§ **Stored records**:
********************

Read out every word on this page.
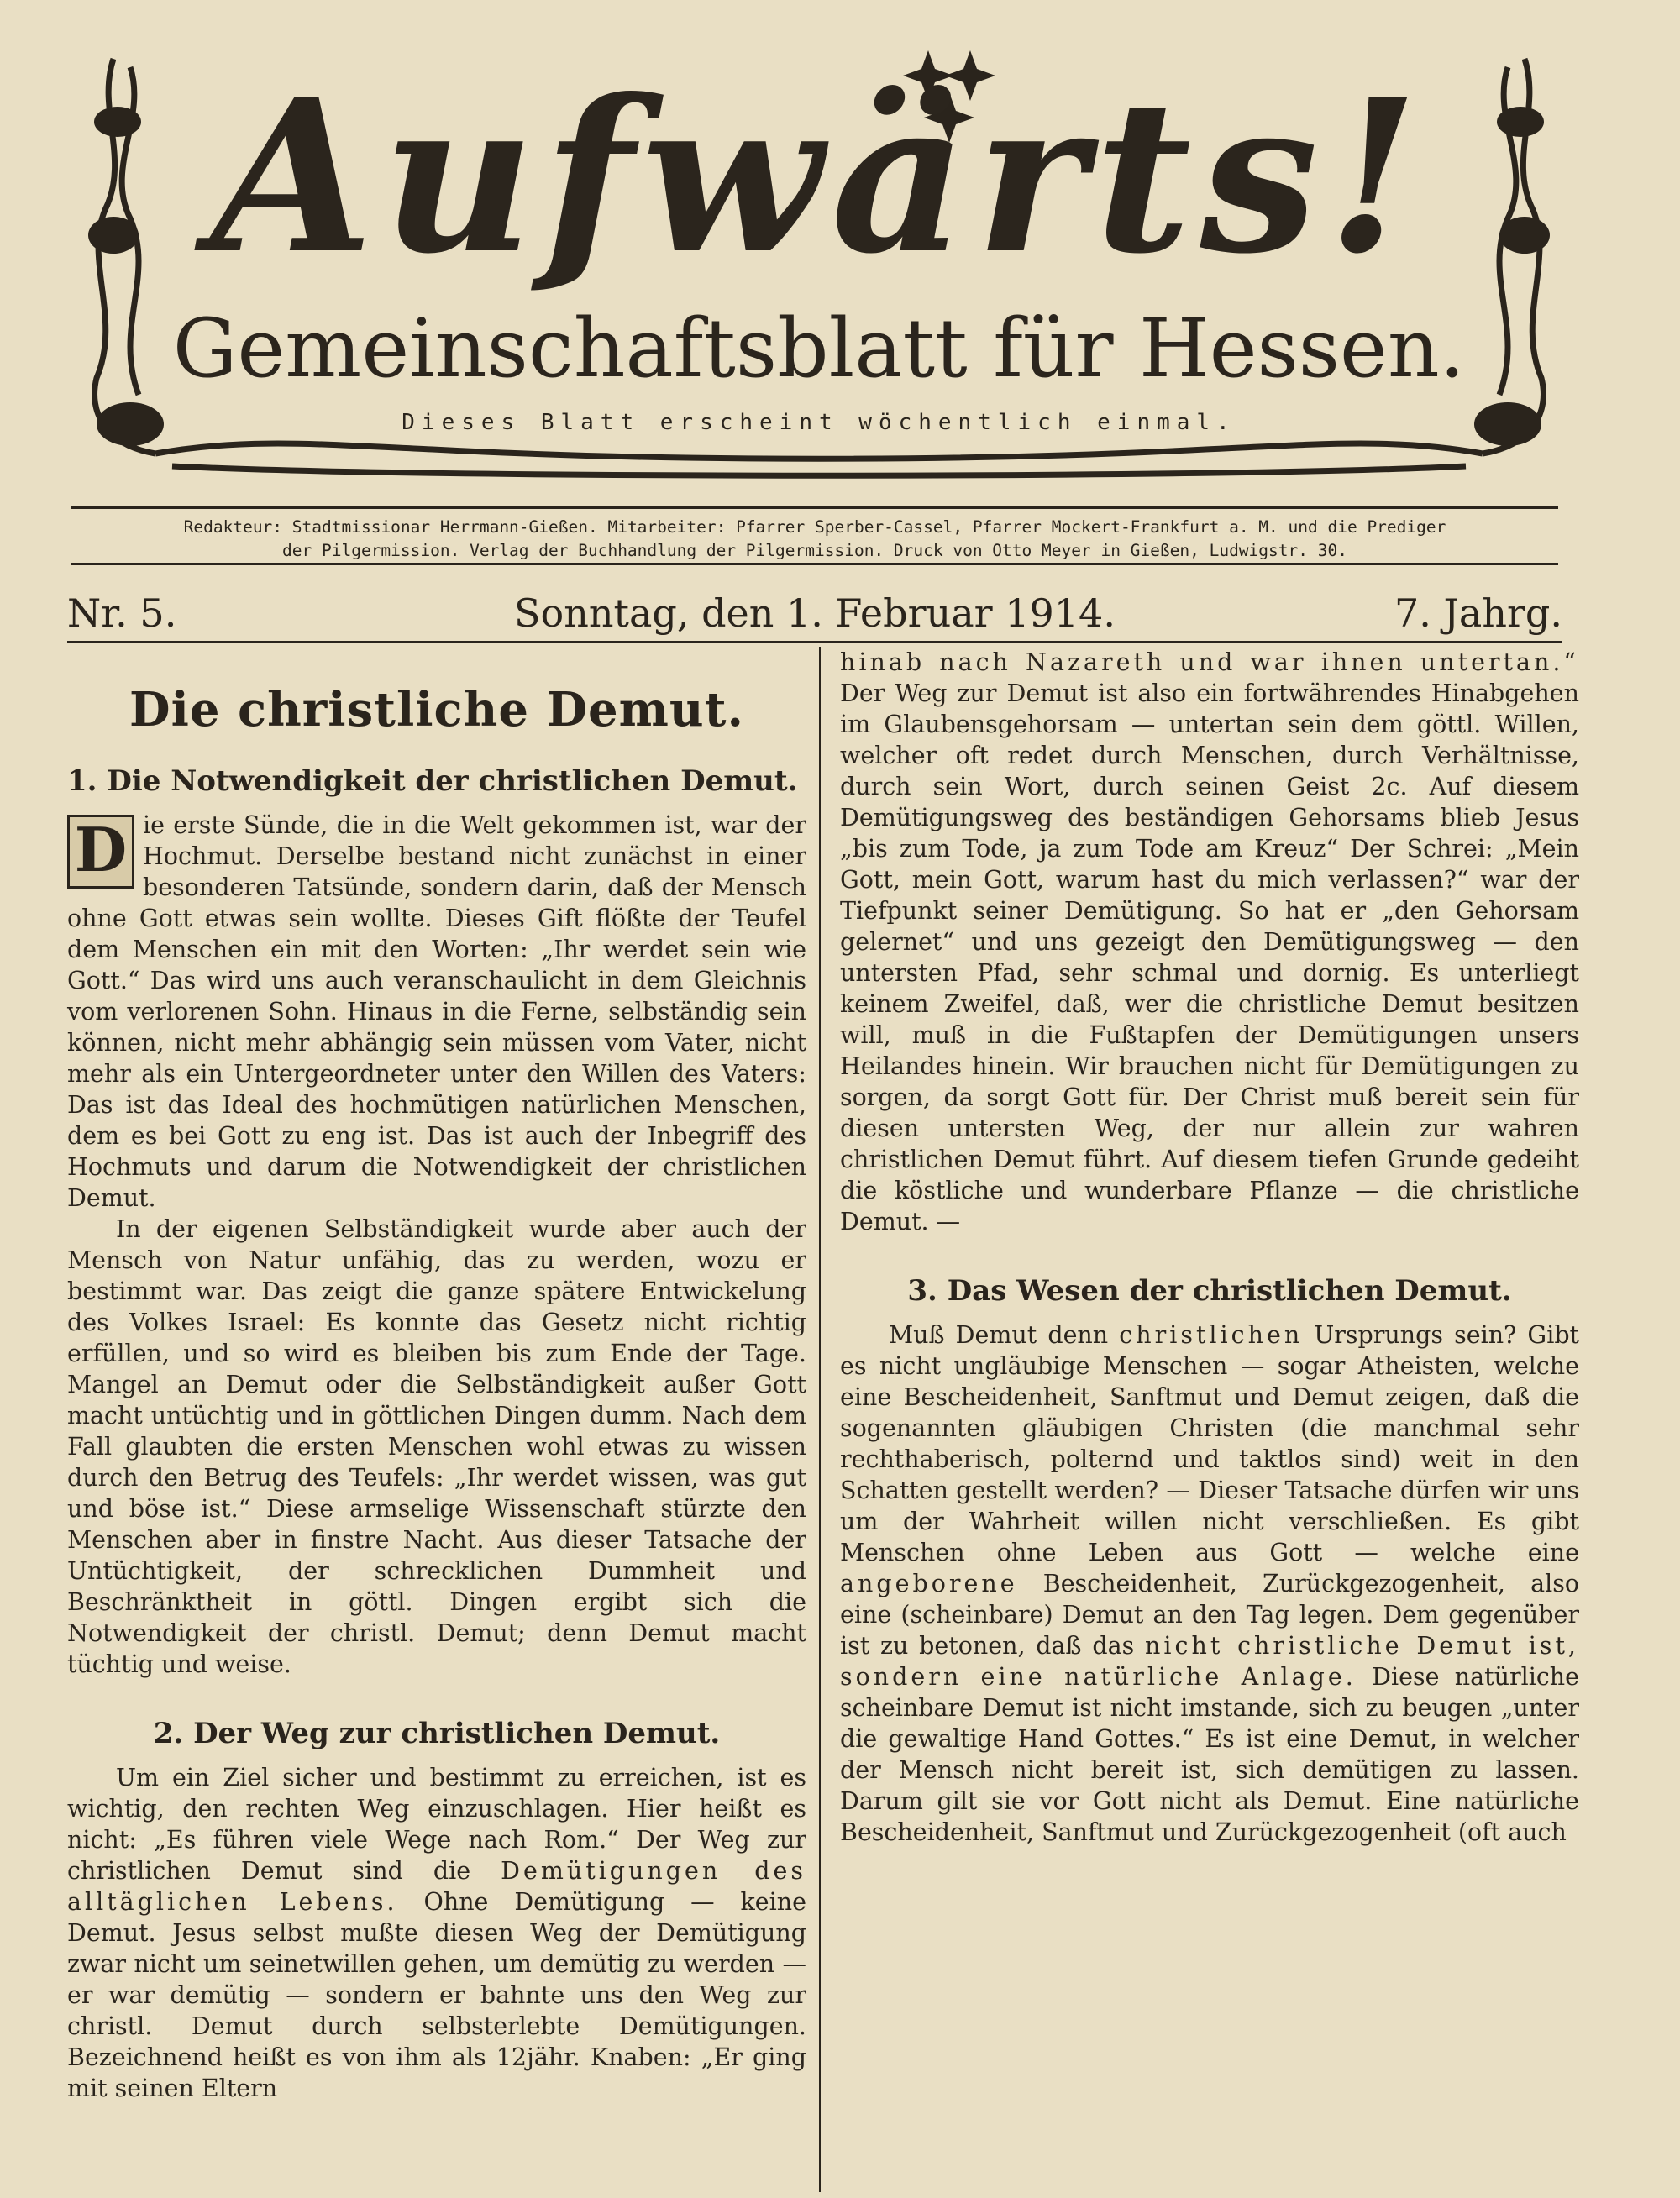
Aufwärts!
Gemeinschaftsblatt für Hessen.
Dieses Blatt erscheint wöchentlich einmal.
Redakteur: Stadtmissionar Herrmann-Gießen. Mitarbeiter: Pfarrer Sperber-Cassel, Pfarrer Mockert-Frankfurt a. M. und die Prediger
der Pilgermission. Verlag der Buchhandlung der Pilgermission. Druck von Otto Meyer in Gießen, Ludwigstr. 30.
Nr. 5.	Sonntag, den 1. Februar 1914.	7. Jahrg.
Die christliche Demut.
1. Die Notwendigkeit der christlichen Demut.

D ie erste Sünde, die in die Welt gekommen ist, war der Hochmut. Derselbe bestand nicht zunächst in einer besonderen Tatsünde, sondern darin, daß der Mensch ohne Gott etwas sein wollte. Dieses Gift flößte der Teufel dem Menschen ein mit den Worten: „Ihr werdet sein wie Gott.“ Das wird uns auch veranschaulicht in dem Gleichnis vom verlorenen Sohn. Hinaus in die Ferne, selbständig sein können, nicht mehr abhängig sein müssen vom Vater, nicht mehr als ein Untergeordneter unter den Willen des Vaters: Das ist das Ideal des hochmütigen natürlichen Menschen, dem es bei Gott zu eng ist. Das ist auch der Inbegriff des Hochmuts und darum die Notwendigkeit der christlichen Demut.

In der eigenen Selbständigkeit wurde aber auch der Mensch von Natur unfähig, das zu werden, wozu er bestimmt war. Das zeigt die ganze spätere Entwickelung des Volkes Israel: Es konnte das Gesetz nicht richtig erfüllen, und so wird es bleiben bis zum Ende der Tage. Mangel an Demut oder die Selbständigkeit außer Gott macht untüchtig und in göttlichen Dingen dumm. Nach dem Fall glaubten die ersten Menschen wohl etwas zu wissen durch den Betrug des Teufels: „Ihr werdet wissen, was gut und böse ist.“ Diese armselige Wissenschaft stürzte den Menschen aber in finstre Nacht. Aus dieser Tatsache der Untüchtigkeit, der schrecklichen Dummheit und Beschränktheit in göttl. Dingen ergibt sich die Notwendigkeit der christl. Demut; denn Demut macht tüchtig und weise.

2. Der Weg zur christlichen Demut.

Um ein Ziel sicher und bestimmt zu erreichen, ist es wichtig, den rechten Weg einzuschlagen. Hier heißt es nicht: „Es führen viele Wege nach Rom.“ Der Weg zur christlichen Demut sind die Demütigungen des alltäglichen Lebens. Ohne Demütigung — keine Demut. Jesus selbst mußte diesen Weg der Demütigung zwar nicht um seinetwillen gehen, um demütig zu werden — er war demütig — sondern er bahnte uns den Weg zur christl. Demut durch selbsterlebte Demütigungen. Bezeichnend heißt es von ihm als 12jähr. Knaben: „Er ging mit seinen Eltern

hinab nach Nazareth und war ihnen untertan.“ Der Weg zur Demut ist also ein fortwährendes Hinabgehen im Glaubensgehorsam — untertan sein dem göttl. Willen, welcher oft redet durch Menschen, durch Verhältnisse, durch sein Wort, durch seinen Geist 2c. Auf diesem Demütigungsweg des beständigen Gehorsams blieb Jesus „bis zum Tode, ja zum Tode am Kreuz“ Der Schrei: „Mein Gott, mein Gott, warum hast du mich verlassen?“ war der Tiefpunkt seiner Demütigung. So hat er „den Gehorsam gelernet“ und uns gezeigt den Demütigungsweg — den untersten Pfad, sehr schmal und dornig. Es unterliegt keinem Zweifel, daß, wer die christliche Demut besitzen will, muß in die Fußtapfen der Demütigungen unsers Heilandes hinein. Wir brauchen nicht für Demütigungen zu sorgen, da sorgt Gott für. Der Christ muß bereit sein für diesen untersten Weg, der nur allein zur wahren christlichen Demut führt. Auf diesem tiefen Grunde gedeiht die köstliche und wunderbare Pflanze — die christliche Demut. —

3. Das Wesen der christlichen Demut.

Muß Demut denn christlichen Ursprungs sein? Gibt es nicht ungläubige Menschen — sogar Atheisten, welche eine Bescheidenheit, Sanftmut und Demut zeigen, daß die sogenannten gläubigen Christen (die manchmal sehr rechthaberisch, polternd und taktlos sind) weit in den Schatten gestellt werden? — Dieser Tatsache dürfen wir uns um der Wahrheit willen nicht verschließen. Es gibt Menschen ohne Leben aus Gott — welche eine angeborene Bescheidenheit, Zurückgezogenheit, also eine (scheinbare) Demut an den Tag legen. Dem gegenüber ist zu betonen, daß das nicht christliche Demut ist, sondern eine natürliche Anlage. Diese natürliche scheinbare Demut ist nicht imstande, sich zu beugen „unter die gewaltige Hand Gottes.“ Es ist eine Demut, in welcher der Mensch nicht bereit ist, sich demütigen zu lassen. Darum gilt sie vor Gott nicht als Demut. Eine natürliche Bescheidenheit, Sanftmut und Zurückgezogenheit (oft auch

********************

§ **Task details**:
Copy the records word for word, leaving no picture in the copy.

§ **Written reply**:
Read out every word on this page.
Aufwärts!
Gemeinschaftsblatt für Hessen.
Dieses Blatt erscheint wöchentlich einmal.
Redakteur: Stadtmissionar Herrmann-Gießen. Mitarbeiter: Pfarrer Sperber-Cassel, Pfarrer Mockert-Frankfurt a. M. und die Prediger
der Pilgermission. Verlag der Buchhandlung der Pilgermission. Druck von Otto Meyer in Gießen, Ludwigstr. 30.
Nr. 5.	Sonntag, den 1. Februar 1914.	7. Jahrg.
Die christliche Demut.
1. Die Notwendigkeit der christlichen Demut.

D ie erste Sünde, die in die Welt gekommen ist, war der Hochmut. Derselbe bestand nicht zunächst in einer besonderen Tatsünde, sondern darin, daß der Mensch ohne Gott etwas sein wollte. Dieses Gift flößte der Teufel dem Menschen ein mit den Worten: „Ihr werdet sein wie Gott.“ Das wird uns auch veranschaulicht in dem Gleichnis vom verlorenen Sohn. Hinaus in die Ferne, selbständig sein können, nicht mehr abhängig sein müssen vom Vater, nicht mehr als ein Untergeordneter unter den Willen des Vaters: Das ist das Ideal des hochmütigen natürlichen Menschen, dem es bei Gott zu eng ist. Das ist auch der Inbegriff des Hochmuts und darum die Notwendigkeit der christlichen Demut.

In der eigenen Selbständigkeit wurde aber auch der Mensch von Natur unfähig, das zu werden, wozu er bestimmt war. Das zeigt die ganze spätere Entwickelung des Volkes Israel: Es konnte das Gesetz nicht richtig erfüllen, und so wird es bleiben bis zum Ende der Tage. Mangel an Demut oder die Selbständigkeit außer Gott macht untüchtig und in göttlichen Dingen dumm. Nach dem Fall glaubten die ersten Menschen wohl etwas zu wissen durch den Betrug des Teufels: „Ihr werdet wissen, was gut und böse ist.“ Diese armselige Wissenschaft stürzte den Menschen aber in finstre Nacht. Aus dieser Tatsache der Untüchtigkeit, der schrecklichen Dummheit und Beschränktheit in göttl. Dingen ergibt sich die Notwendigkeit der christl. Demut; denn Demut macht tüchtig und weise.

2. Der Weg zur christlichen Demut.

Um ein Ziel sicher und bestimmt zu erreichen, ist es wichtig, den rechten Weg einzuschlagen. Hier heißt es nicht: „Es führen viele Wege nach Rom.“ Der Weg zur christlichen Demut sind die Demütigungen des alltäglichen Lebens. Ohne Demütigung — keine Demut. Jesus selbst mußte diesen Weg der Demütigung zwar nicht um seinetwillen gehen, um demütig zu werden — er war demütig — sondern er bahnte uns den Weg zur christl. Demut durch selbsterlebte Demütigungen. Bezeichnend heißt es von ihm als 12jähr. Knaben: „Er ging mit seinen Eltern

hinab nach Nazareth und war ihnen untertan.“ Der Weg zur Demut ist also ein fortwährendes Hinabgehen im Glaubensgehorsam — untertan sein dem göttl. Willen, welcher oft redet durch Menschen, durch Verhältnisse, durch sein Wort, durch seinen Geist 2c. Auf diesem Demütigungsweg des beständigen Gehorsams blieb Jesus „bis zum Tode, ja zum Tode am Kreuz“ Der Schrei: „Mein Gott, mein Gott, warum hast du mich verlassen?“ war der Tiefpunkt seiner Demütigung. So hat er „den Gehorsam gelernet“ und uns gezeigt den Demütigungsweg — den untersten Pfad, sehr schmal und dornig. Es unterliegt keinem Zweifel, daß, wer die christliche Demut besitzen will, muß in die Fußtapfen der Demütigungen unsers Heilandes hinein. Wir brauchen nicht für Demütigungen zu sorgen, da sorgt Gott für. Der Christ muß bereit sein für diesen untersten Weg, der nur allein zur wahren christlichen Demut führt. Auf diesem tiefen Grunde gedeiht die köstliche und wunderbare Pflanze — die christliche Demut. —

3. Das Wesen der christlichen Demut.

Muß Demut denn christlichen Ursprungs sein? Gibt es nicht ungläubige Menschen — sogar Atheisten, welche eine Bescheidenheit, Sanftmut und Demut zeigen, daß die sogenannten gläubigen Christen (die manchmal sehr rechthaberisch, polternd und taktlos sind) weit in den Schatten gestellt werden? — Dieser Tatsache dürfen wir uns um der Wahrheit willen nicht verschließen. Es gibt Menschen ohne Leben aus Gott — welche eine angeborene Bescheidenheit, Zurückgezogenheit, also eine (scheinbare) Demut an den Tag legen. Dem gegenüber ist zu betonen, daß das nicht christliche Demut ist, sondern eine natürliche Anlage. Diese natürliche scheinbare Demut ist nicht imstande, sich zu beugen „unter die gewaltige Hand Gottes.“ Es ist eine Demut, in welcher der Mensch nicht bereit ist, sich demütigen zu lassen. Darum gilt sie vor Gott nicht als Demut. Eine natürliche Bescheidenheit, Sanftmut und Zurückgezogenheit (oft auch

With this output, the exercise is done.